[Figure content listings]
══════════
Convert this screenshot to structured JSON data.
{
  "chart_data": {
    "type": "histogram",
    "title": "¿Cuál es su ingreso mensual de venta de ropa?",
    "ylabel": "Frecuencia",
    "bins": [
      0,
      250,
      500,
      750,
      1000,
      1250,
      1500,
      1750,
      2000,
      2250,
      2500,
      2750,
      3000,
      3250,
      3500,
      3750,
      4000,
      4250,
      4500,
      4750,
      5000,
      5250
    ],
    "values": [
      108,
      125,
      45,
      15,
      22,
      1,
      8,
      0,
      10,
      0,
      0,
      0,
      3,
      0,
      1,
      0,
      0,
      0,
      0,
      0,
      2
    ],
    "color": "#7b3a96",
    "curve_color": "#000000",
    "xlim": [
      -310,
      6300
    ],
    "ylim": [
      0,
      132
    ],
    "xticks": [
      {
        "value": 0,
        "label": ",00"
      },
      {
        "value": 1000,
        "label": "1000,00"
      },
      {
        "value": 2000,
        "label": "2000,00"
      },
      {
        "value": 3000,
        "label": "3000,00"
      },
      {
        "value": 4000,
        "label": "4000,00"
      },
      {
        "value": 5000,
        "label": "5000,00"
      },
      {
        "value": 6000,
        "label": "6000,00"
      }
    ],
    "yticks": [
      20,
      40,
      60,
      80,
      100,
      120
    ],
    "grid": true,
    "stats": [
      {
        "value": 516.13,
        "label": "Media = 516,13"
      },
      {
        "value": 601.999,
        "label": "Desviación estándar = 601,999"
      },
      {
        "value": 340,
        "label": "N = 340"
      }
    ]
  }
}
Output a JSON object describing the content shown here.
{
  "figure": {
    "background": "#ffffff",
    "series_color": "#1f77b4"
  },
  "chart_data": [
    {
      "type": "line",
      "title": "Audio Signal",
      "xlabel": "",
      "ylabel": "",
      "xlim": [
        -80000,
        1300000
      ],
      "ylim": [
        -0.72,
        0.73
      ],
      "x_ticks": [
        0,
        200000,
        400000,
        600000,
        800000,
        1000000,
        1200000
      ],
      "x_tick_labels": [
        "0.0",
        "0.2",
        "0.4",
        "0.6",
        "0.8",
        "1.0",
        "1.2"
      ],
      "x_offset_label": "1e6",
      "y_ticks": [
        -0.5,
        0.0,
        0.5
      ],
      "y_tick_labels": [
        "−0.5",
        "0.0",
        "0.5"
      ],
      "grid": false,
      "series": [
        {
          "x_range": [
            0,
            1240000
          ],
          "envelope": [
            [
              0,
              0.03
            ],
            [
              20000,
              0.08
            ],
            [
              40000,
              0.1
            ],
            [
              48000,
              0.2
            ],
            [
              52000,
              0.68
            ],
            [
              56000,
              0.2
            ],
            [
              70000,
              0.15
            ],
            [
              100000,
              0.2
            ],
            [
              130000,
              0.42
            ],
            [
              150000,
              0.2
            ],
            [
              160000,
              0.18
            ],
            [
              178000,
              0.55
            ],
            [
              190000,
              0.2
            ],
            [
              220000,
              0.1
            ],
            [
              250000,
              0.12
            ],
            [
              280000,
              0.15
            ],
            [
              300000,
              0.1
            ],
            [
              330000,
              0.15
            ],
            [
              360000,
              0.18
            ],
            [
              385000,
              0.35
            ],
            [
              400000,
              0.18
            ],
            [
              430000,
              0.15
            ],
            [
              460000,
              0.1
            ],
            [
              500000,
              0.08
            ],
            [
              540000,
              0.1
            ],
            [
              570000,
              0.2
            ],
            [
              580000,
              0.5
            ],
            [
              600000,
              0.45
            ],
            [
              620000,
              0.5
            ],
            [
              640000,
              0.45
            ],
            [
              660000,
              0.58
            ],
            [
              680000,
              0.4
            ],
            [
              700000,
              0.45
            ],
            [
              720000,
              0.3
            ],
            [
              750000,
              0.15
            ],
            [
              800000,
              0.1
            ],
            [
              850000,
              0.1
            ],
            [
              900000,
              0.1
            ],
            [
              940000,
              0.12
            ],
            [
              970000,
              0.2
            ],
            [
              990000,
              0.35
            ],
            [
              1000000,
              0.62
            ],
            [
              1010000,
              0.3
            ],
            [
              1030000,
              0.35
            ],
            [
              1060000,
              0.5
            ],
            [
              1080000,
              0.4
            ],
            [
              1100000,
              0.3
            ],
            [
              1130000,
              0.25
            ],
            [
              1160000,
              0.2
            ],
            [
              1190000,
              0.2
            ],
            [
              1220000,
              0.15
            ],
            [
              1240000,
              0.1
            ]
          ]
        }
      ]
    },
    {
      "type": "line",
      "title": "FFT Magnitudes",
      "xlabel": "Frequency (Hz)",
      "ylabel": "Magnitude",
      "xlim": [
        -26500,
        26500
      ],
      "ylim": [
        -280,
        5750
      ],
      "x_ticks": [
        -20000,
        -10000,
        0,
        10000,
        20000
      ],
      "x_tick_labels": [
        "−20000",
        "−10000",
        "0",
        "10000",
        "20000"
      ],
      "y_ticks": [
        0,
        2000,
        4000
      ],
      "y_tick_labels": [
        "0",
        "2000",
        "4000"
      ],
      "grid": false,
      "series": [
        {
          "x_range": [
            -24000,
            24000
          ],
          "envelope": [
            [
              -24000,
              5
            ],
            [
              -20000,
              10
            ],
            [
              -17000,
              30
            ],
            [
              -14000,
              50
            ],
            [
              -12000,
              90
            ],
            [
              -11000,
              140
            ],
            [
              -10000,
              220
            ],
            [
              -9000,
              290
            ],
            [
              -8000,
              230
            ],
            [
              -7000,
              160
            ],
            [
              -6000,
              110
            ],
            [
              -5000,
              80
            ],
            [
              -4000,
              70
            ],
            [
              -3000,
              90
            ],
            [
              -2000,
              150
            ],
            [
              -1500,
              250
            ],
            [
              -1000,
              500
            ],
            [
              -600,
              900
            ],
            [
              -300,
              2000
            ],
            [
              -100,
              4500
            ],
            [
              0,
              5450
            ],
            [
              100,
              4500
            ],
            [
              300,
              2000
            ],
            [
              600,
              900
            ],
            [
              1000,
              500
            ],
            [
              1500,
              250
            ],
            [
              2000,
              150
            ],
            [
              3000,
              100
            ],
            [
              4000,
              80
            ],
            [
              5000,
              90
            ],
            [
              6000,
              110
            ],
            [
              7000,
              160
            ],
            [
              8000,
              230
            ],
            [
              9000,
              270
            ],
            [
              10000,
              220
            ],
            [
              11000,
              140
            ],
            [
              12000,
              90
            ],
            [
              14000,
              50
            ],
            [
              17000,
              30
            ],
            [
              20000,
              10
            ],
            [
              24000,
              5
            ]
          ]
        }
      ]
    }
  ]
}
══════════
■ **PROBLEM**: All of the data above should be transcribed exactly.

■ **SOLVED PROBLEM**:
Convert this screenshot to structured JSON data.
{
  "chart_data": {
    "type": "histogram",
    "title": "¿Cuál es su ingreso mensual de venta de ropa?",
    "ylabel": "Frecuencia",
    "bins": [
      0,
      250,
      500,
      750,
      1000,
      1250,
      1500,
      1750,
      2000,
      2250,
      2500,
      2750,
      3000,
      3250,
      3500,
      3750,
      4000,
      4250,
      4500,
      4750,
      5000,
      5250
    ],
    "values": [
      108,
      125,
      45,
      15,
      22,
      1,
      8,
      0,
      10,
      0,
      0,
      0,
      3,
      0,
      1,
      0,
      0,
      0,
      0,
      0,
      2
    ],
    "color": "#7b3a96",
    "curve_color": "#000000",
    "xlim": [
      -310,
      6300
    ],
    "ylim": [
      0,
      132
    ],
    "xticks": [
      {
        "value": 0,
        "label": ",00"
      },
      {
        "value": 1000,
        "label": "1000,00"
      },
      {
        "value": 2000,
        "label": "2000,00"
      },
      {
        "value": 3000,
        "label": "3000,00"
      },
      {
        "value": 4000,
        "label": "4000,00"
      },
      {
        "value": 5000,
        "label": "5000,00"
      },
      {
        "value": 6000,
        "label": "6000,00"
      }
    ],
    "yticks": [
      20,
      40,
      60,
      80,
      100,
      120
    ],
    "grid": true,
    "stats": [
      {
        "value": 516.13,
        "label": "Media = 516,13"
      },
      {
        "value": 601.999,
        "label": "Desviación estándar = 601,999"
      },
      {
        "value": 340,
        "label": "N = 340"
      }
    ]
  }
}
Output a JSON object describing the content shown here.
{
  "figure": {
    "background": "#ffffff",
    "series_color": "#1f77b4"
  },
  "chart_data": [
    {
      "type": "line",
      "title": "Audio Signal",
      "xlabel": "",
      "ylabel": "",
      "xlim": [
        -80000,
        1300000
      ],
      "ylim": [
        -0.72,
        0.73
      ],
      "x_ticks": [
        0,
        200000,
        400000,
        600000,
        800000,
        1000000,
        1200000
      ],
      "x_tick_labels": [
        "0.0",
        "0.2",
        "0.4",
        "0.6",
        "0.8",
        "1.0",
        "1.2"
      ],
      "x_offset_label": "1e6",
      "y_ticks": [
        -0.5,
        0.0,
        0.5
      ],
      "y_tick_labels": [
        "−0.5",
        "0.0",
        "0.5"
      ],
      "grid": false,
      "series": [
        {
          "x_range": [
            0,
            1240000
          ],
          "envelope": [
            [
              0,
              0.03
            ],
            [
              20000,
              0.08
            ],
            [
              40000,
              0.1
            ],
            [
              48000,
              0.2
            ],
            [
              52000,
              0.68
            ],
            [
              56000,
              0.2
            ],
            [
              70000,
              0.15
            ],
            [
              100000,
              0.2
            ],
            [
              130000,
              0.42
            ],
            [
              150000,
              0.2
            ],
            [
              160000,
              0.18
            ],
            [
              178000,
              0.55
            ],
            [
              190000,
              0.2
            ],
            [
              220000,
              0.1
            ],
            [
              250000,
              0.12
            ],
            [
              280000,
              0.15
            ],
            [
              300000,
              0.1
            ],
            [
              330000,
              0.15
            ],
            [
              360000,
              0.18
            ],
            [
              385000,
              0.35
            ],
            [
              400000,
              0.18
            ],
            [
              430000,
              0.15
            ],
            [
              460000,
              0.1
            ],
            [
              500000,
              0.08
            ],
            [
              540000,
              0.1
            ],
            [
              570000,
              0.2
            ],
            [
              580000,
              0.5
            ],
            [
              600000,
              0.45
            ],
            [
              620000,
              0.5
            ],
            [
              640000,
              0.45
            ],
            [
              660000,
              0.58
            ],
            [
              680000,
              0.4
            ],
            [
              700000,
              0.45
            ],
            [
              720000,
              0.3
            ],
            [
              750000,
              0.15
            ],
            [
              800000,
              0.1
            ],
            [
              850000,
              0.1
            ],
            [
              900000,
              0.1
            ],
            [
              940000,
              0.12
            ],
            [
              970000,
              0.2
            ],
            [
              990000,
              0.35
            ],
            [
              1000000,
              0.62
            ],
            [
              1010000,
              0.3
            ],
            [
              1030000,
              0.35
            ],
            [
              1060000,
              0.5
            ],
            [
              1080000,
              0.4
            ],
            [
              1100000,
              0.3
            ],
            [
              1130000,
              0.25
            ],
            [
              1160000,
              0.2
            ],
            [
              1190000,
              0.2
            ],
            [
              1220000,
              0.15
            ],
            [
              1240000,
              0.1
            ]
          ]
        }
      ]
    },
    {
      "type": "line",
      "title": "FFT Magnitudes",
      "xlabel": "Frequency (Hz)",
      "ylabel": "Magnitude",
      "xlim": [
        -26500,
        26500
      ],
      "ylim": [
        -280,
        5750
      ],
      "x_ticks": [
        -20000,
        -10000,
        0,
        10000,
        20000
      ],
      "x_tick_labels": [
        "−20000",
        "−10000",
        "0",
        "10000",
        "20000"
      ],
      "y_ticks": [
        0,
        2000,
        4000
      ],
      "y_tick_labels": [
        "0",
        "2000",
        "4000"
      ],
      "grid": false,
      "series": [
        {
          "x_range": [
            -24000,
            24000
          ],
          "envelope": [
            [
              -24000,
              5
            ],
            [
              -20000,
              10
            ],
            [
              -17000,
              30
            ],
            [
              -14000,
              50
            ],
            [
              -12000,
              90
            ],
            [
              -11000,
              140
            ],
            [
              -10000,
              220
            ],
            [
              -9000,
              290
            ],
            [
              -8000,
              230
            ],
            [
              -7000,
              160
            ],
            [
              -6000,
              110
            ],
            [
              -5000,
              80
            ],
            [
              -4000,
              70
            ],
            [
              -3000,
              90
            ],
            [
              -2000,
              150
            ],
            [
              -1500,
              250
            ],
            [
              -1000,
              500
            ],
            [
              -600,
              900
            ],
            [
              -300,
              2000
            ],
            [
              -100,
              4500
            ],
            [
              0,
              5450
            ],
            [
              100,
              4500
            ],
            [
              300,
              2000
            ],
            [
              600,
              900
            ],
            [
              1000,
              500
            ],
            [
              1500,
              250
            ],
            [
              2000,
              150
            ],
            [
              3000,
              100
            ],
            [
              4000,
              80
            ],
            [
              5000,
              90
            ],
            [
              6000,
              110
            ],
            [
              7000,
              160
            ],
            [
              8000,
              230
            ],
            [
              9000,
              270
            ],
            [
              10000,
              220
            ],
            [
              11000,
              140
            ],
            [
              12000,
              90
            ],
            [
              14000,
              50
            ],
            [
              17000,
              30
            ],
            [
              20000,
              10
            ],
            [
              24000,
              5
            ]
          ]
        }
      ]
    }
  ]
}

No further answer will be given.